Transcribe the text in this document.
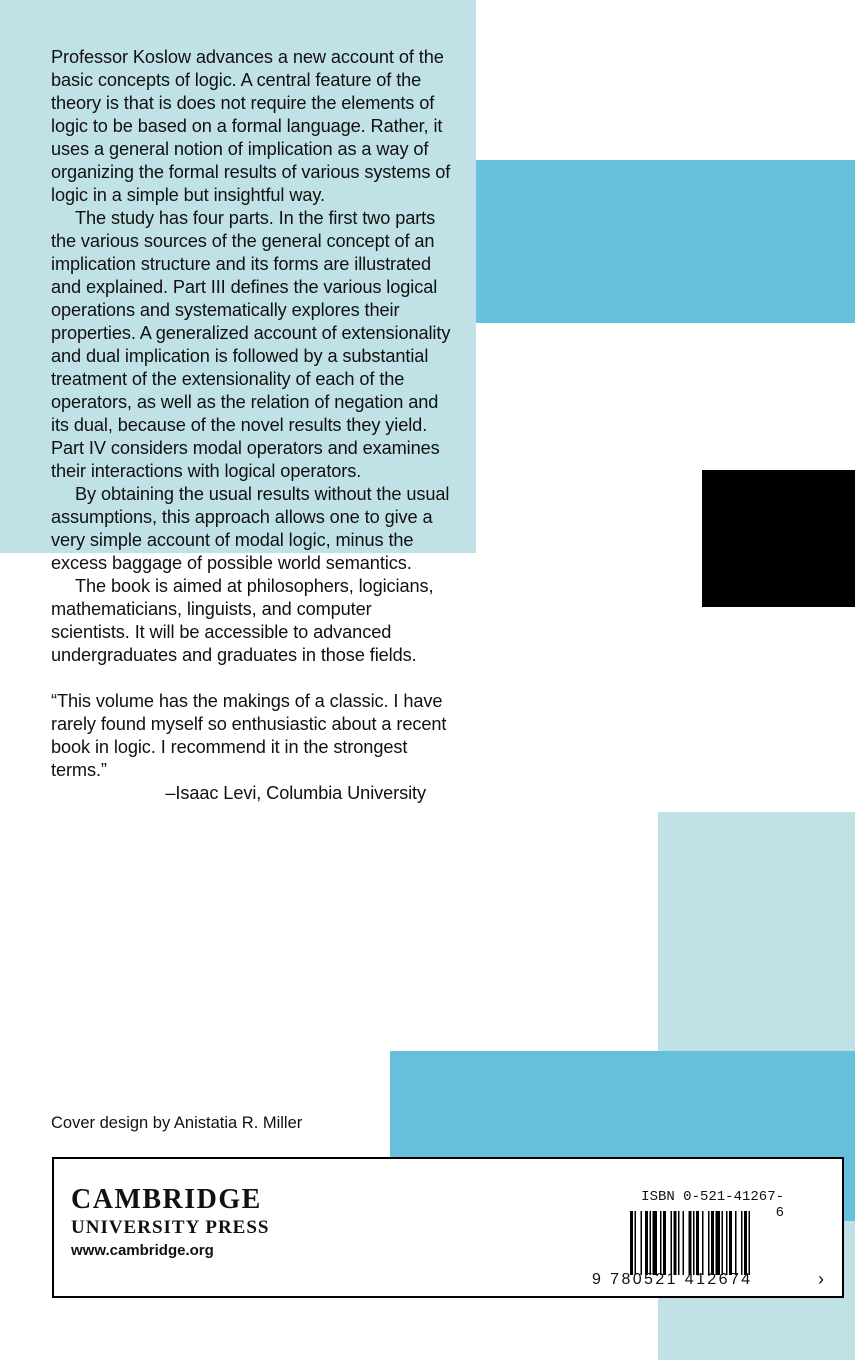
Professor Koslow advances a new account of the basic concepts of logic. A central feature of the theory is that is does not require the elements of logic to be based on a formal language. Rather, it uses a general notion of implication as a way of organizing the formal results of various systems of logic in a simple but insightful way.

The study has four parts. In the first two parts the various sources of the general concept of an implication structure and its forms are illustrated and explained. Part III defines the various logical operations and systematically explores their properties. A generalized account of extensionality and dual implication is followed by a substantial treatment of the extensionality of each of the operators, as well as the relation of negation and its dual, because of the novel results they yield. Part IV considers modal operators and examines their interactions with logical operators.

By obtaining the usual results without the usual assumptions, this approach allows one to give a very simple account of modal logic, minus the excess baggage of possible world semantics.

The book is aimed at philosophers, logicians, mathematicians, linguists, and computer scientists. It will be accessible to advanced undergraduates and graduates in those fields.

“This volume has the makings of a classic. I have rarely found myself so enthusiastic about a recent book in logic. I recommend it in the strongest terms.”
–Isaac Levi, Columbia University
Cover design by Anistatia R. Miller
CAMBRIDGE
UNIVERSITY PRESS
www.cambridge.org
ISBN 0-521-41267-6
9 780521 412674	›
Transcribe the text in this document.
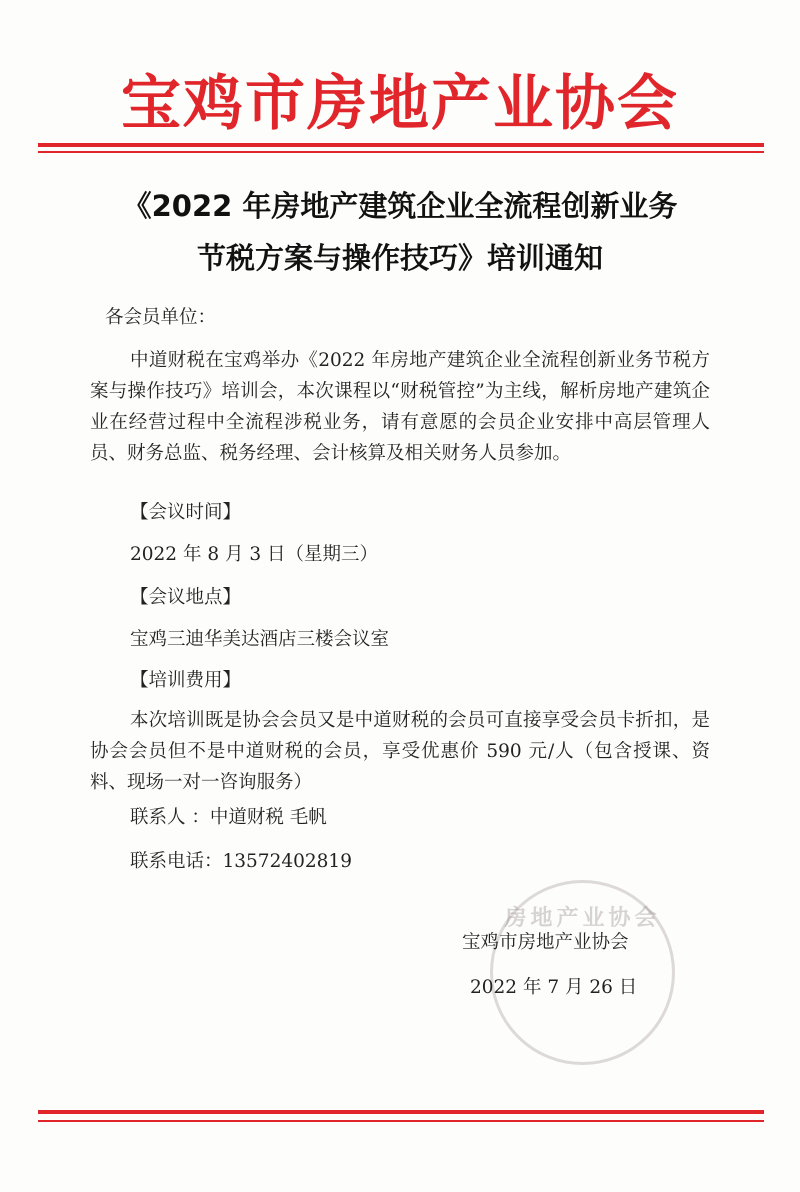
宝鸡市房地产业协会
《2022 年房地产建筑企业全流程创新业务
节税方案与操作技巧》培训通知
各会员单位：
中道财税在宝鸡举办《2022 年房地产建筑企业全流程创新业务节税方案与操作技巧》培训会，本次课程以“财税管控”为主线，解析房地产建筑企业在经营过程中全流程涉税业务，请有意愿的会员企业安排中高层管理人员、财务总监、税务经理、会计核算及相关财务人员参加。
【会议时间】
2022 年 8 月 3 日（星期三）
【会议地点】
宝鸡三迪华美达酒店三楼会议室
【培训费用】
本次培训既是协会会员又是中道财税的会员可直接享受会员卡折扣，是协会会员但不是中道财税的会员，享受优惠价 590 元/人（包含授课、资料、现场一对一咨询服务）
联系人 ：中道财税 毛帆
联系电话：13572402819
房地产业协会
宝鸡市房地产业协会
2022 年 7 月 26 日
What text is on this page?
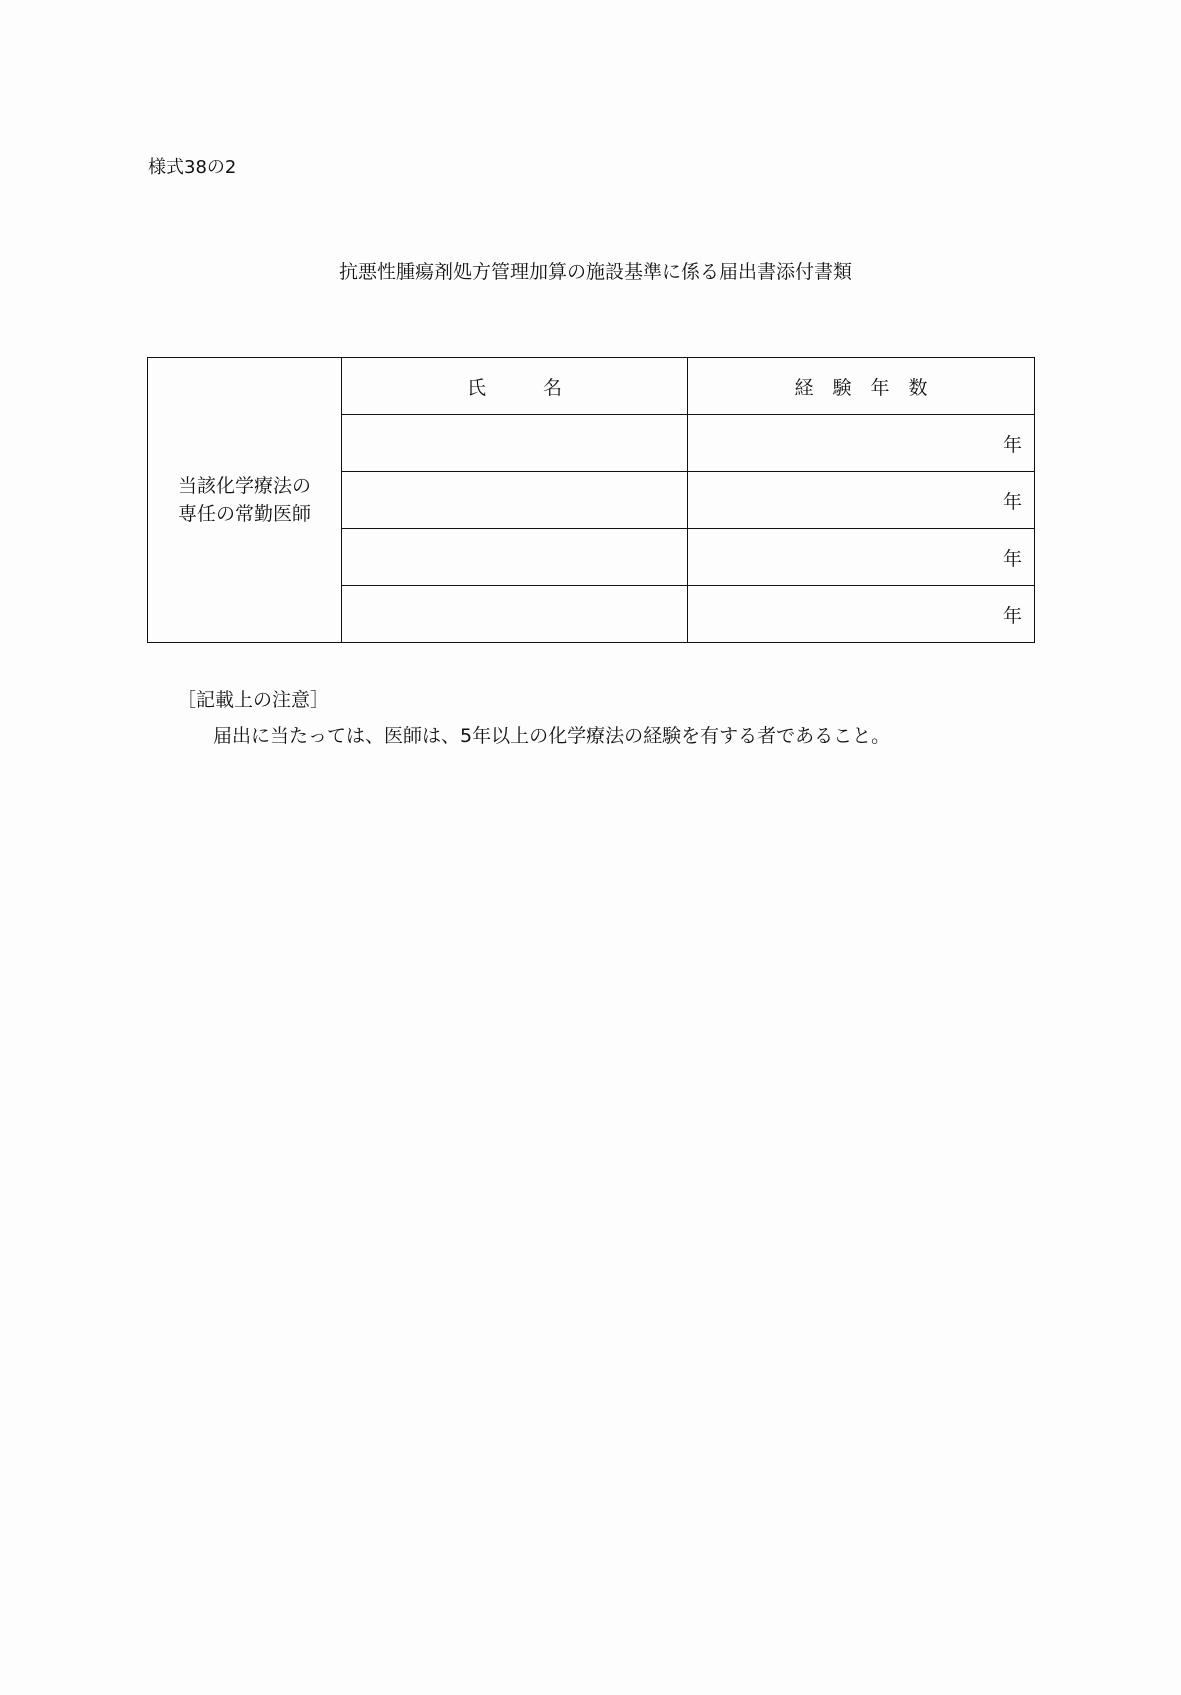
様式38の2
抗悪性腫瘍剤処方管理加算の施設基準に係る届出書添付書類
当該化学療法の
専任の常勤医師	氏　　　名	経　験　年　数
		年
		年
		年
		年
［記載上の注意］
届出に当たっては、医師は、5年以上の化学療法の経験を有する者であること。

---

• **Problem requirements**: Set down the material exactly, every line of it, except for the pictures.

• **The completed task**:
Transcribe the text in this document.
Professor Koslow advances a new account of the basic concepts of logic. A central feature of the theory is that is does not require the elements of logic to be based on a formal language. Rather, it uses a general notion of implication as a way of organizing the formal results of various systems of logic in a simple but insightful way.

The study has four parts. In the first two parts the various sources of the general concept of an implication structure and its forms are illustrated and explained. Part III defines the various logical operations and systematically explores their properties. A generalized account of extensionality and dual implication is followed by a substantial treatment of the extensionality of each of the operators, as well as the relation of negation and its dual, because of the novel results they yield. Part IV considers modal operators and examines their interactions with logical operators.

By obtaining the usual results without the usual assumptions, this approach allows one to give a very simple account of modal logic, minus the excess baggage of possible world semantics.

The book is aimed at philosophers, logicians, mathematicians, linguists, and computer scientists. It will be accessible to advanced undergraduates and graduates in those fields.

“This volume has the makings of a classic. I have rarely found myself so enthusiastic about a recent book in logic. I recommend it in the strongest terms.”
–Isaac Levi, Columbia University
Cover design by Anistatia R. Miller
CAMBRIDGE
UNIVERSITY PRESS
www.cambridge.org
ISBN 0-521-41267-6
9 780521 412674	›
Transcribe the text in this document.
宝鸡市房地产业协会
《2022 年房地产建筑企业全流程创新业务
节税方案与操作技巧》培训通知
各会员单位：
中道财税在宝鸡举办《2022 年房地产建筑企业全流程创新业务节税方案与操作技巧》培训会，本次课程以“财税管控”为主线，解析房地产建筑企业在经营过程中全流程涉税业务，请有意愿的会员企业安排中高层管理人员、财务总监、税务经理、会计核算及相关财务人员参加。
【会议时间】
2022 年 8 月 3 日（星期三）
【会议地点】
宝鸡三迪华美达酒店三楼会议室
【培训费用】
本次培训既是协会会员又是中道财税的会员可直接享受会员卡折扣，是协会会员但不是中道财税的会员，享受优惠价 590 元/人（包含授课、资料、现场一对一咨询服务）
联系人 ：中道财税 毛帆
联系电话：13572402819
房地产业协会
宝鸡市房地产业协会
2022 年 7 月 26 日
What text is on this page?
様式38の2
抗悪性腫瘍剤処方管理加算の施設基準に係る届出書添付書類
当該化学療法の
専任の常勤医師	氏　　　名	経　験　年　数
		年
		年
		年
		年
［記載上の注意］
届出に当たっては、医師は、5年以上の化学療法の経験を有する者であること。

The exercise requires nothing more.